- Task brief
Locate each line with the string "interpersonal" in the listing below and copy it.

- Source material
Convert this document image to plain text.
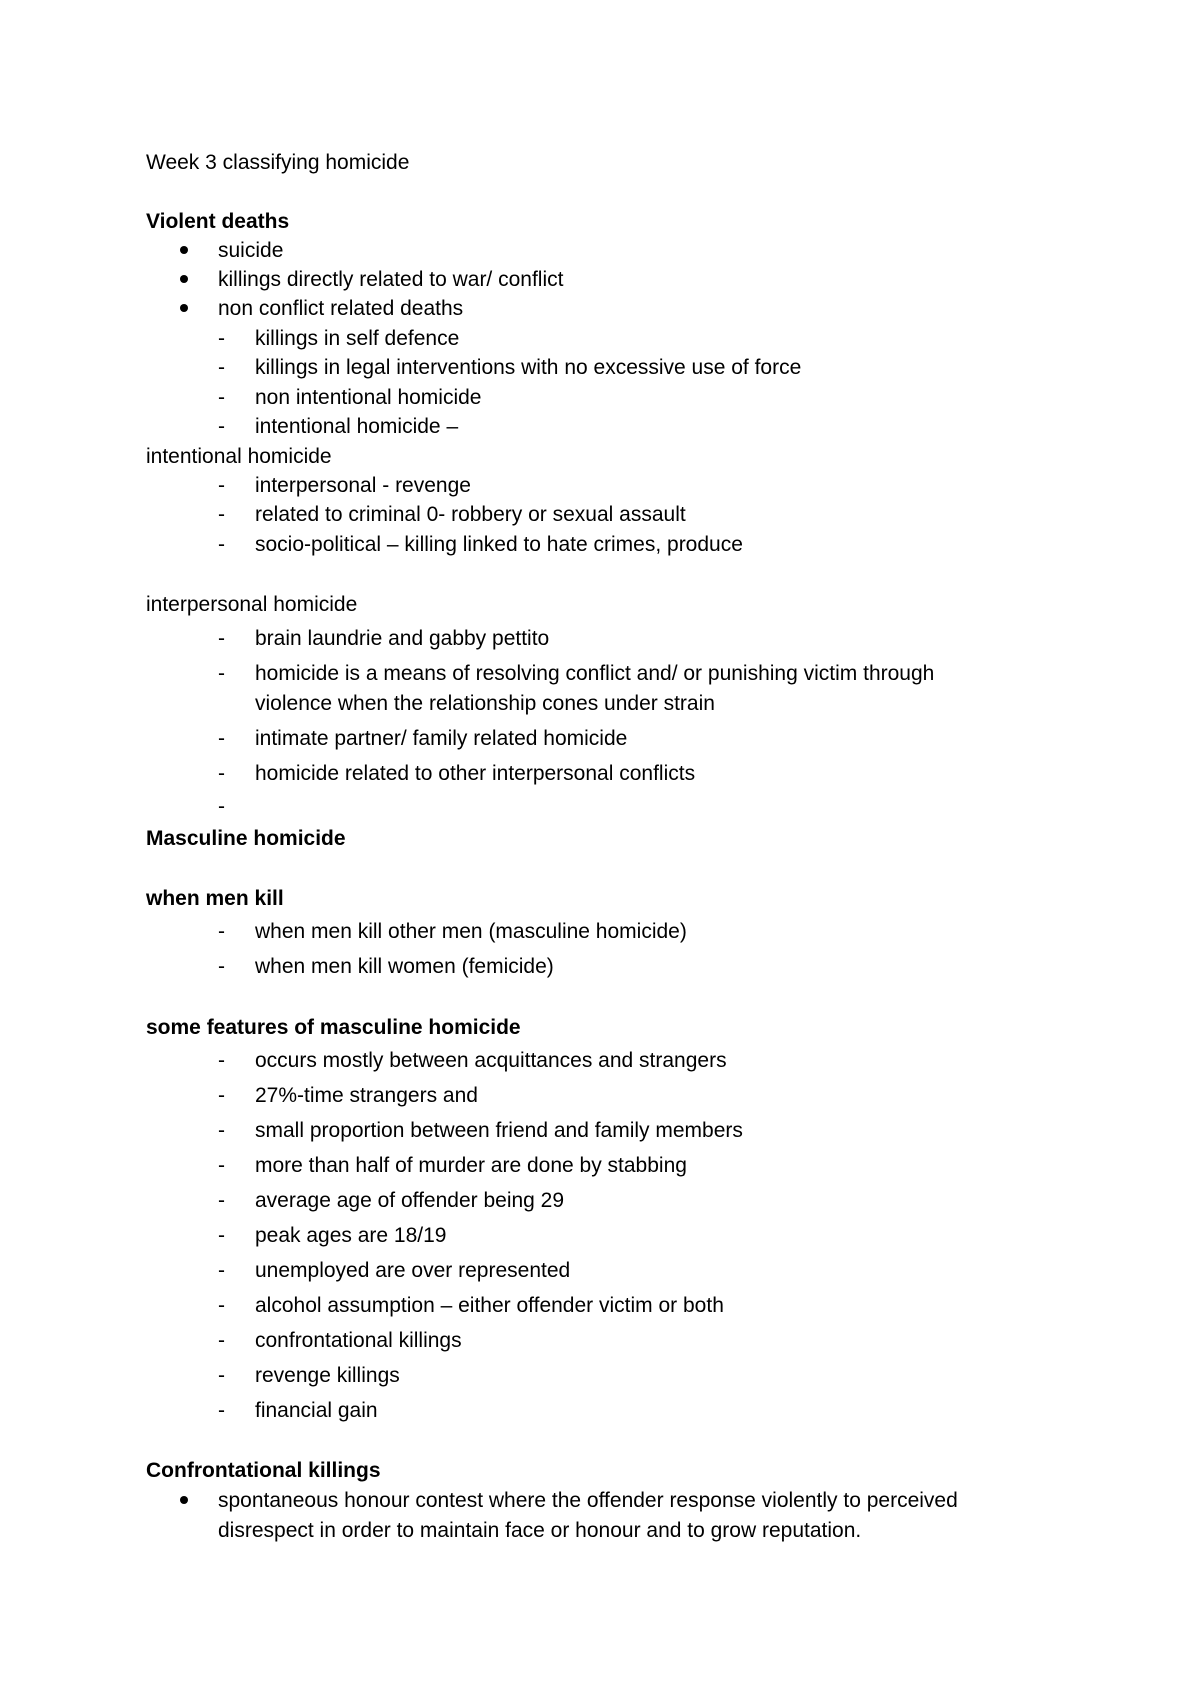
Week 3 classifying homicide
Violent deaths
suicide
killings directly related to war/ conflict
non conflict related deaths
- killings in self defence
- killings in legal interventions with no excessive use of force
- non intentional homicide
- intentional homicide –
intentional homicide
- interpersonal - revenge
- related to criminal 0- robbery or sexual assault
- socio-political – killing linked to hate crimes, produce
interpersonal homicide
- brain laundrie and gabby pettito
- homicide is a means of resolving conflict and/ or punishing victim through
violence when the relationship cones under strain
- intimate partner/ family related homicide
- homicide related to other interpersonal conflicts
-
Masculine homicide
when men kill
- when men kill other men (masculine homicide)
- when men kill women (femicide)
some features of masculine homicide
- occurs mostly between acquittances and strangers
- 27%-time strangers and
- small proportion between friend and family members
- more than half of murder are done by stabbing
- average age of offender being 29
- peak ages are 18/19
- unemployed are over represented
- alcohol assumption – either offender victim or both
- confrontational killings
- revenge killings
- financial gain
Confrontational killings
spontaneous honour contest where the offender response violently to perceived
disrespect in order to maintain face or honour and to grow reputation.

- Exercise solution
- interpersonal - revenge
interpersonal homicide
- homicide related to other interpersonal conflicts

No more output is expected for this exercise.